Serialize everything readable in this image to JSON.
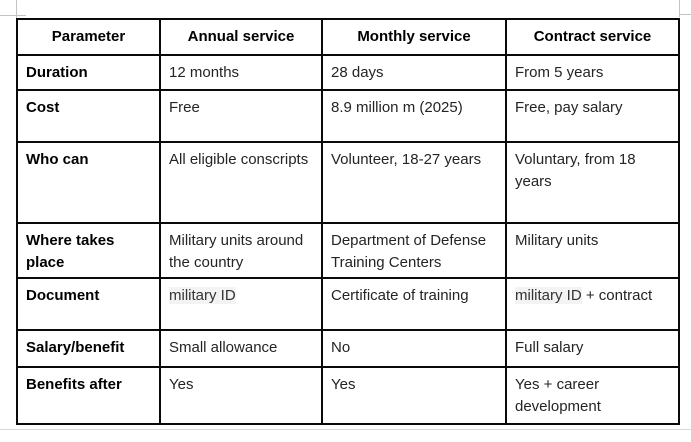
{
  "page": {
    "background_color": "#ffffff",
    "crop_mark_color": "#c3c3c3",
    "bottom_rule_color": "#d8d8d8"
  },
  "table": {
    "border_color": "#0a0a0a",
    "highlight_color": "#f3f3f3",
    "headers": [
      "Parameter",
      "Annual service",
      "Monthly service",
      "Contract service"
    ],
    "rows": [
      {
        "param": "Duration",
        "annual": "12 months",
        "monthly": "28 days",
        "contract": "From 5 years"
      },
      {
        "param": "Cost",
        "annual": "Free",
        "monthly": "8.9 million m (2025)",
        "contract": "Free, pay salary"
      },
      {
        "param": "Who can",
        "annual": "All eligible conscripts",
        "monthly": "Volunteer, 18-27 years",
        "contract": "Voluntary, from 18 years"
      },
      {
        "param": "Where takes place",
        "annual": "Military units around the country",
        "monthly": "Department of Defense Training Centers",
        "contract": "Military units"
      },
      {
        "param": "Document",
        "annual_highlighted": "military ID",
        "monthly": "Certificate of training",
        "contract_highlighted": "military ID",
        "contract_rest": " + contract"
      },
      {
        "param": "Salary/benefit",
        "annual": "Small allowance",
        "monthly": "No",
        "contract": "Full salary"
      },
      {
        "param": "Benefits after",
        "annual": "Yes",
        "monthly": "Yes",
        "contract": "Yes + career development"
      }
    ]
  }
}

> [YOUR INSTRUCTIONS]:
Give every line above again exactly, with no pictures.

> [CORRECT RESULT]:
Serialize everything readable in this image to JSON.
{
  "page": {
    "background_color": "#ffffff",
    "crop_mark_color": "#c3c3c3",
    "bottom_rule_color": "#d8d8d8"
  },
  "table": {
    "border_color": "#0a0a0a",
    "highlight_color": "#f3f3f3",
    "headers": [
      "Parameter",
      "Annual service",
      "Monthly service",
      "Contract service"
    ],
    "rows": [
      {
        "param": "Duration",
        "annual": "12 months",
        "monthly": "28 days",
        "contract": "From 5 years"
      },
      {
        "param": "Cost",
        "annual": "Free",
        "monthly": "8.9 million m (2025)",
        "contract": "Free, pay salary"
      },
      {
        "param": "Who can",
        "annual": "All eligible conscripts",
        "monthly": "Volunteer, 18-27 years",
        "contract": "Voluntary, from 18 years"
      },
      {
        "param": "Where takes place",
        "annual": "Military units around the country",
        "monthly": "Department of Defense Training Centers",
        "contract": "Military units"
      },
      {
        "param": "Document",
        "annual_highlighted": "military ID",
        "monthly": "Certificate of training",
        "contract_highlighted": "military ID",
        "contract_rest": " + contract"
      },
      {
        "param": "Salary/benefit",
        "annual": "Small allowance",
        "monthly": "No",
        "contract": "Full salary"
      },
      {
        "param": "Benefits after",
        "annual": "Yes",
        "monthly": "Yes",
        "contract": "Yes + career development"
      }
    ]
  }
}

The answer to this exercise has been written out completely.